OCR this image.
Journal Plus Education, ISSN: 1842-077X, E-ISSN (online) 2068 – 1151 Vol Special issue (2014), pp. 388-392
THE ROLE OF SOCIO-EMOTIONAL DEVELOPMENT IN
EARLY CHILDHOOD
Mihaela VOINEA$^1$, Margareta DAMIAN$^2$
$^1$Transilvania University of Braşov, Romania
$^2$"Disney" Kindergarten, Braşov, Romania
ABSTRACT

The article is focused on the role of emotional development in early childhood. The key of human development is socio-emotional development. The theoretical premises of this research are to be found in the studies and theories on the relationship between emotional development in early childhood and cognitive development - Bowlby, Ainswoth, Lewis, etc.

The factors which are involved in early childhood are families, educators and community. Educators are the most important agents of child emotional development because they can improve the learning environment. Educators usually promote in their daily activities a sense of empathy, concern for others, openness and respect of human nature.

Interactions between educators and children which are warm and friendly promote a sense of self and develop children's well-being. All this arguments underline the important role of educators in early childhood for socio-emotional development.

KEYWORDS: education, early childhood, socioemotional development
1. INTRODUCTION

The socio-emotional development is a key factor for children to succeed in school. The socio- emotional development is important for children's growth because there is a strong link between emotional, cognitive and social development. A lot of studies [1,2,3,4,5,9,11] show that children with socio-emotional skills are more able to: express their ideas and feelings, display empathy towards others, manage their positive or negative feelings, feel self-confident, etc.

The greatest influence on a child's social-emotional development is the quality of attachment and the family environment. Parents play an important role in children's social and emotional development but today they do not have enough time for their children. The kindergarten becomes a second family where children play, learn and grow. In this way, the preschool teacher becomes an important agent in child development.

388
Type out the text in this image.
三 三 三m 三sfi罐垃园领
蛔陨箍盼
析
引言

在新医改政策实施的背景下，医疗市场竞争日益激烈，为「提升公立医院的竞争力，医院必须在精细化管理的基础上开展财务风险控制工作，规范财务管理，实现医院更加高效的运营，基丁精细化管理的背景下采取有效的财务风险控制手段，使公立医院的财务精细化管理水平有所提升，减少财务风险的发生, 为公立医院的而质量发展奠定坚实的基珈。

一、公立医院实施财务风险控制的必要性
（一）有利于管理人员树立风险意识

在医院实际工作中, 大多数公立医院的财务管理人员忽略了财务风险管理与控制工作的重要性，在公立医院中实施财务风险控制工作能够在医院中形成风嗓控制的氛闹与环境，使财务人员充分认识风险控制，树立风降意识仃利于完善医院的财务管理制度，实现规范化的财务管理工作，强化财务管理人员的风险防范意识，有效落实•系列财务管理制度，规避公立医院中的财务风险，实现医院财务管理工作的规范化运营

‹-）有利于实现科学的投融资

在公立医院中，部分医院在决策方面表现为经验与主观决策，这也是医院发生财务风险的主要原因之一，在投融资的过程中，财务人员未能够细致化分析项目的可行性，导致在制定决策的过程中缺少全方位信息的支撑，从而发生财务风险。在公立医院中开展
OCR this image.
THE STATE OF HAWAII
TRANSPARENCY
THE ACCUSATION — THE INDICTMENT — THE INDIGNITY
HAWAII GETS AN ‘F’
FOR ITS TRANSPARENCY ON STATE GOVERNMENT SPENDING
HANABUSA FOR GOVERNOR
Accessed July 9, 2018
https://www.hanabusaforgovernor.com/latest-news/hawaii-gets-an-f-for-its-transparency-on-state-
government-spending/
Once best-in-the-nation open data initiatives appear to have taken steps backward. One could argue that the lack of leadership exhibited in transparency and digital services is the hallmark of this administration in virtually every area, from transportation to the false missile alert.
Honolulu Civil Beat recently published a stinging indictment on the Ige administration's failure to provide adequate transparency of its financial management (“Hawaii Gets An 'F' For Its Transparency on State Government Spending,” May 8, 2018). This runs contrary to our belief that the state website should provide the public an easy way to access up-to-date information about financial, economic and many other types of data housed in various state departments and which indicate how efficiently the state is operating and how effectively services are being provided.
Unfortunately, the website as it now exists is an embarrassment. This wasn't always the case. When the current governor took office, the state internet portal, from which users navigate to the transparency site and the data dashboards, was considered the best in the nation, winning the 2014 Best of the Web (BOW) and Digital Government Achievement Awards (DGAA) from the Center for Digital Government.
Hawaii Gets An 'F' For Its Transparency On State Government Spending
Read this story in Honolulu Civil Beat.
-------------------------
* **What you should do**
Your task is to reproduce the whole listing exactly.

* **Reply**
OCR this image.
Journal Plus Education, ISSN: 1842-077X, E-ISSN (online) 2068 – 1151 Vol Special issue (2014), pp. 388-392
THE ROLE OF SOCIO-EMOTIONAL DEVELOPMENT IN
EARLY CHILDHOOD
Mihaela VOINEA$^1$, Margareta DAMIAN$^2$
$^1$Transilvania University of Braşov, Romania
$^2$"Disney" Kindergarten, Braşov, Romania
ABSTRACT

The article is focused on the role of emotional development in early childhood. The key of human development is socio-emotional development. The theoretical premises of this research are to be found in the studies and theories on the relationship between emotional development in early childhood and cognitive development - Bowlby, Ainswoth, Lewis, etc.

The factors which are involved in early childhood are families, educators and community. Educators are the most important agents of child emotional development because they can improve the learning environment. Educators usually promote in their daily activities a sense of empathy, concern for others, openness and respect of human nature.

Interactions between educators and children which are warm and friendly promote a sense of self and develop children's well-being. All this arguments underline the important role of educators in early childhood for socio-emotional development.

KEYWORDS: education, early childhood, socioemotional development
1. INTRODUCTION

The socio-emotional development is a key factor for children to succeed in school. The socio- emotional development is important for children's growth because there is a strong link between emotional, cognitive and social development. A lot of studies [1,2,3,4,5,9,11] show that children with socio-emotional skills are more able to: express their ideas and feelings, display empathy towards others, manage their positive or negative feelings, feel self-confident, etc.

The greatest influence on a child's social-emotional development is the quality of attachment and the family environment. Parents play an important role in children's social and emotional development but today they do not have enough time for their children. The kindergarten becomes a second family where children play, learn and grow. In this way, the preschool teacher becomes an important agent in child development.

388
Type out the text in this image.
三 三 三m 三sfi罐垃园领
蛔陨箍盼
析
引言

在新医改政策实施的背景下，医疗市场竞争日益激烈，为「提升公立医院的竞争力，医院必须在精细化管理的基础上开展财务风险控制工作，规范财务管理，实现医院更加高效的运营，基丁精细化管理的背景下采取有效的财务风险控制手段，使公立医院的财务精细化管理水平有所提升，减少财务风险的发生, 为公立医院的而质量发展奠定坚实的基珈。

一、公立医院实施财务风险控制的必要性
（一）有利于管理人员树立风险意识

在医院实际工作中, 大多数公立医院的财务管理人员忽略了财务风险管理与控制工作的重要性，在公立医院中实施财务风险控制工作能够在医院中形成风嗓控制的氛闹与环境，使财务人员充分认识风险控制，树立风降意识仃利于完善医院的财务管理制度，实现规范化的财务管理工作，强化财务管理人员的风险防范意识，有效落实•系列财务管理制度，规避公立医院中的财务风险，实现医院财务管理工作的规范化运营

‹-）有利于实现科学的投融资

在公立医院中，部分医院在决策方面表现为经验与主观决策，这也是医院发生财务风险的主要原因之一，在投融资的过程中，财务人员未能够细致化分析项目的可行性，导致在制定决策的过程中缺少全方位信息的支撑，从而发生财务风险。在公立医院中开展
OCR this image.
THE STATE OF HAWAII
TRANSPARENCY
THE ACCUSATION — THE INDICTMENT — THE INDIGNITY
HAWAII GETS AN ‘F’
FOR ITS TRANSPARENCY ON STATE GOVERNMENT SPENDING
HANABUSA FOR GOVERNOR
Accessed July 9, 2018
https://www.hanabusaforgovernor.com/latest-news/hawaii-gets-an-f-for-its-transparency-on-state-
government-spending/
Once best-in-the-nation open data initiatives appear to have taken steps backward. One could argue that the lack of leadership exhibited in transparency and digital services is the hallmark of this administration in virtually every area, from transportation to the false missile alert.
Honolulu Civil Beat recently published a stinging indictment on the Ige administration's failure to provide adequate transparency of its financial management (“Hawaii Gets An 'F' For Its Transparency on State Government Spending,” May 8, 2018). This runs contrary to our belief that the state website should provide the public an easy way to access up-to-date information about financial, economic and many other types of data housed in various state departments and which indicate how efficiently the state is operating and how effectively services are being provided.
Unfortunately, the website as it now exists is an embarrassment. This wasn't always the case. When the current governor took office, the state internet portal, from which users navigate to the transparency site and the data dashboards, was considered the best in the nation, winning the 2014 Best of the Web (BOW) and Digital Government Achievement Awards (DGAA) from the Center for Digital Government.
Hawaii Gets An 'F' For Its Transparency On State Government Spending
Read this story in Honolulu Civil Beat.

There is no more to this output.